**Problem description:** The records below must be copied in full; omit the images.
— Begin Material to process —
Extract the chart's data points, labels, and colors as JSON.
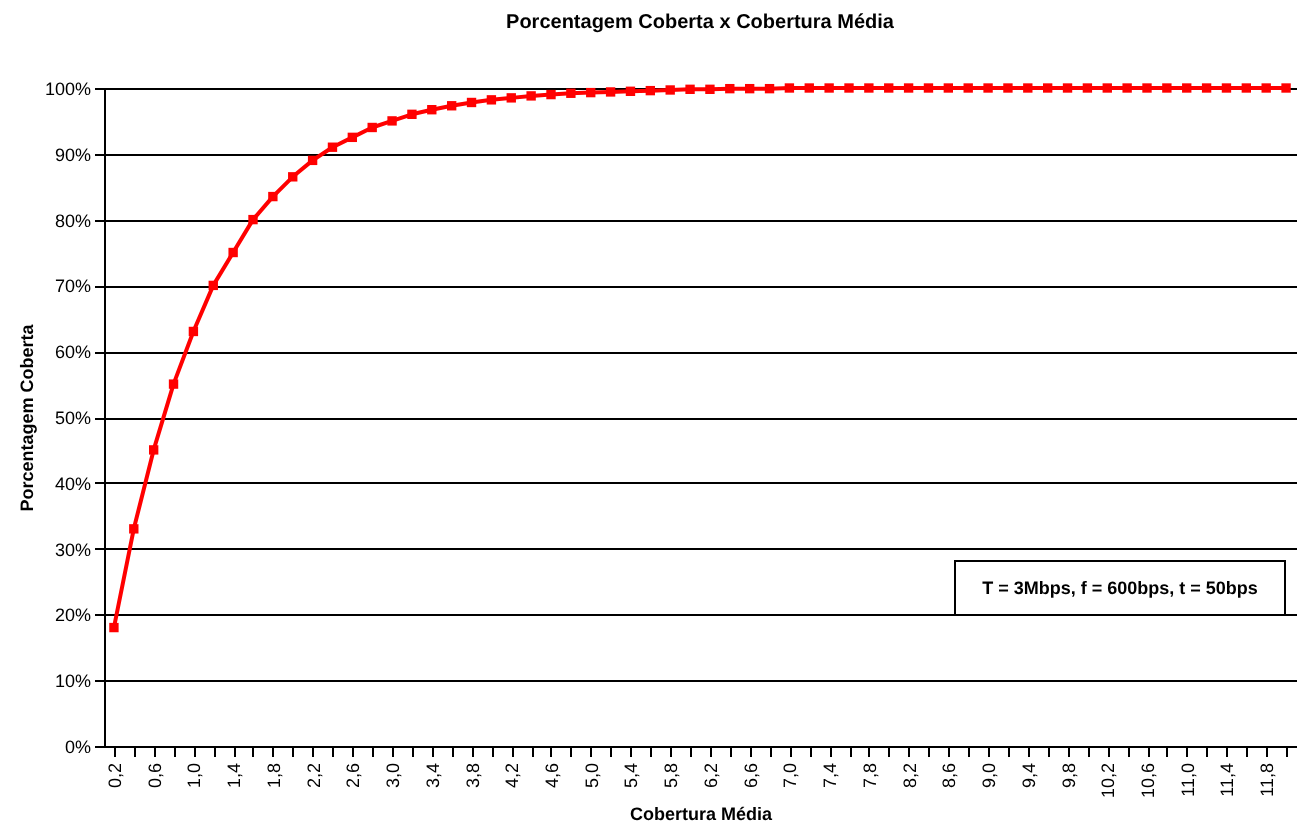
{
  "chart_data": {
    "type": "line",
    "title": "Porcentagem Coberta x Cobertura Média",
    "xlabel": "Cobertura Média",
    "ylabel": "Porcentagem Coberta",
    "categories": [
      "0,2",
      null,
      "0,6",
      null,
      "1,0",
      null,
      "1,4",
      null,
      "1,8",
      null,
      "2,2",
      null,
      "2,6",
      null,
      "3,0",
      null,
      "3,4",
      null,
      "3,8",
      null,
      "4,2",
      null,
      "4,6",
      null,
      "5,0",
      null,
      "5,4",
      null,
      "5,8",
      null,
      "6,2",
      null,
      "6,6",
      null,
      "7,0",
      null,
      "7,4",
      null,
      "7,8",
      null,
      "8,2",
      null,
      "8,6",
      null,
      "9,0",
      null,
      "9,4",
      null,
      "9,8",
      null,
      "10,2",
      null,
      "10,6",
      null,
      "11,0",
      null,
      "11,4",
      null,
      "11,8",
      null
    ],
    "series": [
      {
        "color": "#ff0000",
        "values": [
          18,
          33,
          45,
          55,
          63,
          70,
          75,
          80,
          83.5,
          86.5,
          89,
          91,
          92.5,
          94,
          95,
          96,
          96.7,
          97.3,
          97.8,
          98.2,
          98.5,
          98.8,
          99,
          99.2,
          99.3,
          99.4,
          99.5,
          99.6,
          99.7,
          99.8,
          99.8,
          99.9,
          99.9,
          99.9,
          100,
          100,
          100,
          100,
          100,
          100,
          100,
          100,
          100,
          100,
          100,
          100,
          100,
          100,
          100,
          100,
          100,
          100,
          100,
          100,
          100,
          100,
          100,
          100,
          100,
          100
        ]
      }
    ],
    "ylim": [
      0,
      100
    ],
    "yticks": [
      {
        "value": 0,
        "label": "0%"
      },
      {
        "value": 10,
        "label": "10%"
      },
      {
        "value": 20,
        "label": "20%"
      },
      {
        "value": 30,
        "label": "30%"
      },
      {
        "value": 40,
        "label": "40%"
      },
      {
        "value": 50,
        "label": "50%"
      },
      {
        "value": 60,
        "label": "60%"
      },
      {
        "value": 70,
        "label": "70%"
      },
      {
        "value": 80,
        "label": "80%"
      },
      {
        "value": 90,
        "label": "90%"
      },
      {
        "value": 100,
        "label": "100%"
      }
    ],
    "grid": "y",
    "marker": "square",
    "line_style": "solid",
    "annotations": [
      "T = 3Mbps, f = 600bps, t = 50bps"
    ]
  }
}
— End Material to process —
**Problem solution:**
Extract the chart's data points, labels, and colors as JSON.
{
  "chart_data": {
    "type": "line",
    "title": "Porcentagem Coberta x Cobertura Média",
    "xlabel": "Cobertura Média",
    "ylabel": "Porcentagem Coberta",
    "categories": [
      "0,2",
      null,
      "0,6",
      null,
      "1,0",
      null,
      "1,4",
      null,
      "1,8",
      null,
      "2,2",
      null,
      "2,6",
      null,
      "3,0",
      null,
      "3,4",
      null,
      "3,8",
      null,
      "4,2",
      null,
      "4,6",
      null,
      "5,0",
      null,
      "5,4",
      null,
      "5,8",
      null,
      "6,2",
      null,
      "6,6",
      null,
      "7,0",
      null,
      "7,4",
      null,
      "7,8",
      null,
      "8,2",
      null,
      "8,6",
      null,
      "9,0",
      null,
      "9,4",
      null,
      "9,8",
      null,
      "10,2",
      null,
      "10,6",
      null,
      "11,0",
      null,
      "11,4",
      null,
      "11,8",
      null
    ],
    "series": [
      {
        "color": "#ff0000",
        "values": [
          18,
          33,
          45,
          55,
          63,
          70,
          75,
          80,
          83.5,
          86.5,
          89,
          91,
          92.5,
          94,
          95,
          96,
          96.7,
          97.3,
          97.8,
          98.2,
          98.5,
          98.8,
          99,
          99.2,
          99.3,
          99.4,
          99.5,
          99.6,
          99.7,
          99.8,
          99.8,
          99.9,
          99.9,
          99.9,
          100,
          100,
          100,
          100,
          100,
          100,
          100,
          100,
          100,
          100,
          100,
          100,
          100,
          100,
          100,
          100,
          100,
          100,
          100,
          100,
          100,
          100,
          100,
          100,
          100,
          100
        ]
      }
    ],
    "ylim": [
      0,
      100
    ],
    "yticks": [
      {
        "value": 0,
        "label": "0%"
      },
      {
        "value": 10,
        "label": "10%"
      },
      {
        "value": 20,
        "label": "20%"
      },
      {
        "value": 30,
        "label": "30%"
      },
      {
        "value": 40,
        "label": "40%"
      },
      {
        "value": 50,
        "label": "50%"
      },
      {
        "value": 60,
        "label": "60%"
      },
      {
        "value": 70,
        "label": "70%"
      },
      {
        "value": 80,
        "label": "80%"
      },
      {
        "value": 90,
        "label": "90%"
      },
      {
        "value": 100,
        "label": "100%"
      }
    ],
    "grid": "y",
    "marker": "square",
    "line_style": "solid",
    "annotations": [
      "T = 3Mbps, f = 600bps, t = 50bps"
    ]
  }
}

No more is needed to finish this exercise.